» **STORED RECORDS**
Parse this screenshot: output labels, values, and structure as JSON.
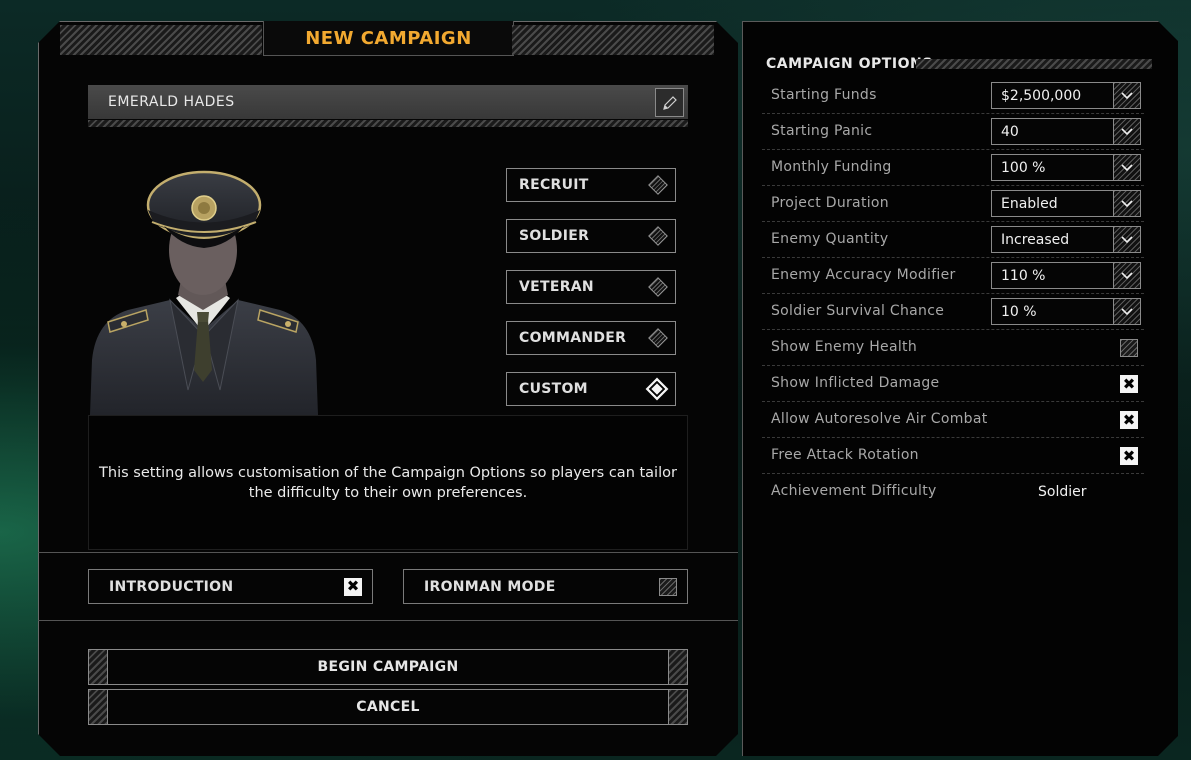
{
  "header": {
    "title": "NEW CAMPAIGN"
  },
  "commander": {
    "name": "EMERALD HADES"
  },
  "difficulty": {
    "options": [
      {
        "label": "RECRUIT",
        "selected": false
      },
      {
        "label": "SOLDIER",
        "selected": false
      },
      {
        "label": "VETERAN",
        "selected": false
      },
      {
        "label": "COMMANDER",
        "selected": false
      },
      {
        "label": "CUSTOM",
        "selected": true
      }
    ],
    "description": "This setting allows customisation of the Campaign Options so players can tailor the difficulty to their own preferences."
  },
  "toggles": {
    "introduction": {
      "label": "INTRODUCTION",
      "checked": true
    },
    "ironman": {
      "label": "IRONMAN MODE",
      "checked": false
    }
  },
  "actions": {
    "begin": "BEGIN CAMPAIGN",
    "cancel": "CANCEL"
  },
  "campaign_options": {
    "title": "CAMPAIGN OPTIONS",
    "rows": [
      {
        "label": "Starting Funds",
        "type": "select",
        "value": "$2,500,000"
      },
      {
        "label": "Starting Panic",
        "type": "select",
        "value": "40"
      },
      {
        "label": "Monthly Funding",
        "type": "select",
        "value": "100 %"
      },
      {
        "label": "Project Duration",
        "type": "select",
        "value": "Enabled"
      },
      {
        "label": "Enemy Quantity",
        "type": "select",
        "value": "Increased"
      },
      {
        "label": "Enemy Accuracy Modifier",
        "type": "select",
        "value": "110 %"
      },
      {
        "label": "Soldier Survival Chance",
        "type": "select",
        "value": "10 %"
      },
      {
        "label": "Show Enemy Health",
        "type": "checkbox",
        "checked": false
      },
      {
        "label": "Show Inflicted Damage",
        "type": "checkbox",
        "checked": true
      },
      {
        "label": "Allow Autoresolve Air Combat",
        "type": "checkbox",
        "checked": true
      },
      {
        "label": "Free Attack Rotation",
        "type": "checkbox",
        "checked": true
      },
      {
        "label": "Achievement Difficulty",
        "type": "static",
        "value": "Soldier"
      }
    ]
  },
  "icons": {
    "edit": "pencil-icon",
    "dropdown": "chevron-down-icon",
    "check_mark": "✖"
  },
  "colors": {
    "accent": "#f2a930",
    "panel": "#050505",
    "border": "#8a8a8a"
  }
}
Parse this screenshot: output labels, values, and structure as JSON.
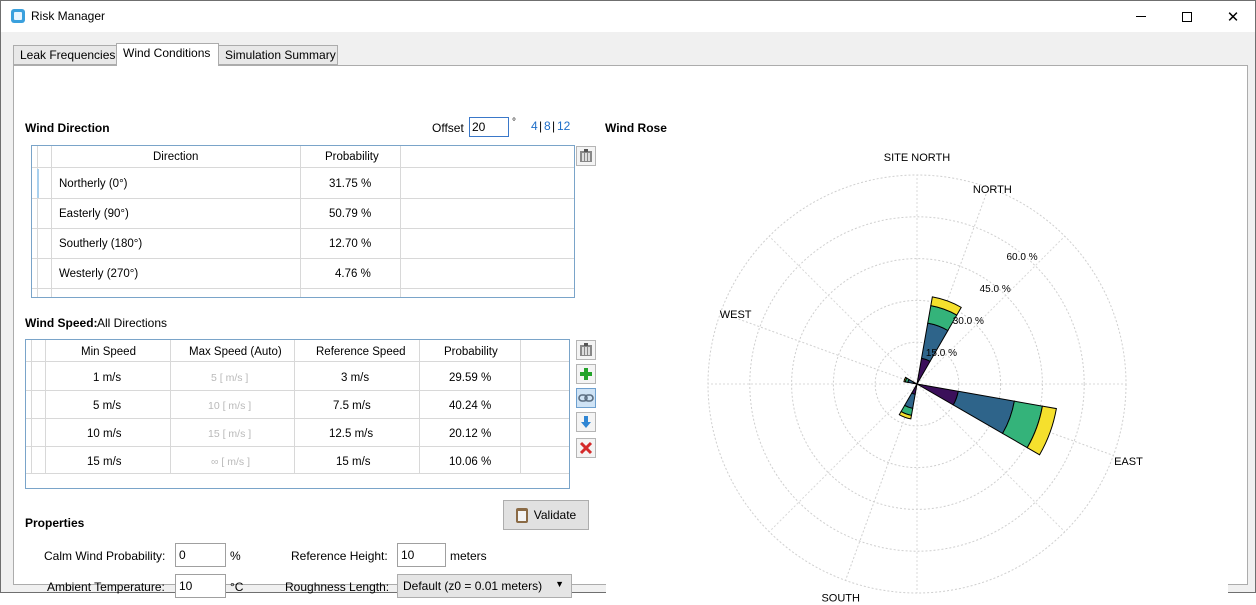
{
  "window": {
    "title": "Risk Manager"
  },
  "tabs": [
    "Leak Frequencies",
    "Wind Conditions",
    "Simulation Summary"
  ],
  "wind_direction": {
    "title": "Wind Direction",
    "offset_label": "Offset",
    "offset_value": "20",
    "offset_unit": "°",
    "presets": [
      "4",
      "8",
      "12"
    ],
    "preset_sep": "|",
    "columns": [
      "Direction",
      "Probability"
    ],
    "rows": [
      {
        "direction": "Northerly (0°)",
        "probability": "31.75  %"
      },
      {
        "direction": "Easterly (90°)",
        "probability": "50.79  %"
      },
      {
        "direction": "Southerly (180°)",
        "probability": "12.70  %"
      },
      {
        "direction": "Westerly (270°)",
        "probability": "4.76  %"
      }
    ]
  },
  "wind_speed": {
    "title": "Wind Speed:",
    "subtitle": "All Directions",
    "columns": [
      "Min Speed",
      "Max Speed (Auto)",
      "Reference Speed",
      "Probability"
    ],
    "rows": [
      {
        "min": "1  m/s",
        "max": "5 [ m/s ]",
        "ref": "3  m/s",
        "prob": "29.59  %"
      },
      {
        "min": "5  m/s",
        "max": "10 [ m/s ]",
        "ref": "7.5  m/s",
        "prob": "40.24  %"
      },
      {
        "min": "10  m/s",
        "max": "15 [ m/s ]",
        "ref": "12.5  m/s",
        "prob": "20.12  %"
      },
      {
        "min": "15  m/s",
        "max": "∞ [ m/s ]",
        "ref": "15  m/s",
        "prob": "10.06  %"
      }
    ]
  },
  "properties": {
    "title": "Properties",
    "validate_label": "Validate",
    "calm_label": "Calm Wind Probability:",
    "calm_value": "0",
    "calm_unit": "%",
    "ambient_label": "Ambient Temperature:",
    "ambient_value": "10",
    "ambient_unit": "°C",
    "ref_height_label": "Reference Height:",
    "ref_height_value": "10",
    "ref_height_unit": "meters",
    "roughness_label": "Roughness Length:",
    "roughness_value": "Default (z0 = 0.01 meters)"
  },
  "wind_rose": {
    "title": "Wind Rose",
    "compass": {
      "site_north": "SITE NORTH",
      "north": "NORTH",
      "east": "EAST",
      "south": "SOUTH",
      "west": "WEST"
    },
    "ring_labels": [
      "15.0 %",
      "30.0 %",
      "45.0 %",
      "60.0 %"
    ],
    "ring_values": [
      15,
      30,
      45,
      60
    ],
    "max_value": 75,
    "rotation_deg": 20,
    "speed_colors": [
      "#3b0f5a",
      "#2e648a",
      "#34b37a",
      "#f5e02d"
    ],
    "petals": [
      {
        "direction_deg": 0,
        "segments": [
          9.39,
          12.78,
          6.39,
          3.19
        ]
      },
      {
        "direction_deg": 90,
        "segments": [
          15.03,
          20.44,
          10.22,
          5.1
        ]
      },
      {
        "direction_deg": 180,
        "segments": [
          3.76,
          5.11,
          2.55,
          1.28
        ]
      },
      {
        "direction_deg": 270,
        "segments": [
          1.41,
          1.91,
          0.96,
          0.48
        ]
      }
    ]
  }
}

...

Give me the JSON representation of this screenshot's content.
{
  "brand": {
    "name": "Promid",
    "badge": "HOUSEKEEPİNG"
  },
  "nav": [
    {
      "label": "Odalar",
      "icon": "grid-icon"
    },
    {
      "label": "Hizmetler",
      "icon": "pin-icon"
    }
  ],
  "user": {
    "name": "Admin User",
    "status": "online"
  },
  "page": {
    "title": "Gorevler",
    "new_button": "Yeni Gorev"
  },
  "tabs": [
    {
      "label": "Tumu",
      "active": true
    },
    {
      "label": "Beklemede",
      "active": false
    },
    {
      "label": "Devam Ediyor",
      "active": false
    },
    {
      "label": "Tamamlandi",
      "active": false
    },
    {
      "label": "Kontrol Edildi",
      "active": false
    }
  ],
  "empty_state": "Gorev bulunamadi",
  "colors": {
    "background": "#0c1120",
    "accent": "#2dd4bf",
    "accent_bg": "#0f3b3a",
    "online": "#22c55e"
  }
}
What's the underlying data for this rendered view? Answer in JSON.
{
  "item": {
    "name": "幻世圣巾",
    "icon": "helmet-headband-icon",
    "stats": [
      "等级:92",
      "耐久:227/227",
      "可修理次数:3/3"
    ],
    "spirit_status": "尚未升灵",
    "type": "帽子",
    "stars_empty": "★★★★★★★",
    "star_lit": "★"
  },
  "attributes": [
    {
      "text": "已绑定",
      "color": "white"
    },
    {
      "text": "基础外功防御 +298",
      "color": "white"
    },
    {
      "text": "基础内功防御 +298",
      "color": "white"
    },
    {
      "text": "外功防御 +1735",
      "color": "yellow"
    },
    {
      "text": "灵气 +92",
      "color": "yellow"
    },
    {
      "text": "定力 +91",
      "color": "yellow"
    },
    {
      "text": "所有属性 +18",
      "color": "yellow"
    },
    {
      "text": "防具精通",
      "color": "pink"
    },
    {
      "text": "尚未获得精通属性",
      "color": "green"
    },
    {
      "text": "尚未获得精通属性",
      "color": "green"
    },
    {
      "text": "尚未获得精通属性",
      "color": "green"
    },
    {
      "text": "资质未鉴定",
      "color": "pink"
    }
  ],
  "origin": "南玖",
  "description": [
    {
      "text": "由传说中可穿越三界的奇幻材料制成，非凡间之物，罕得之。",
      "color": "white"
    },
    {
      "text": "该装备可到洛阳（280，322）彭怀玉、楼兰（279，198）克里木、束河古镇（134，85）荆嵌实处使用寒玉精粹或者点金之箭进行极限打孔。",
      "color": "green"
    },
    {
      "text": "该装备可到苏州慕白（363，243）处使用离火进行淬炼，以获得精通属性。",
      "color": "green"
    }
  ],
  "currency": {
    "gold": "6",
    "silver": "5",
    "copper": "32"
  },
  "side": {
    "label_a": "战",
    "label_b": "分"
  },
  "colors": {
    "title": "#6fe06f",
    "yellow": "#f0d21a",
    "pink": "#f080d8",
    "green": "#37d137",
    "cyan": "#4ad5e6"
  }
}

» **EXERCISE**
Which lines hold the word "Enemy"? Copy each of them from the records.

» **THE COMPLETED TASK**
        "label": "Enemy Quantity",
        "label": "Enemy Accuracy Modifier",
        "label": "Show Enemy Health",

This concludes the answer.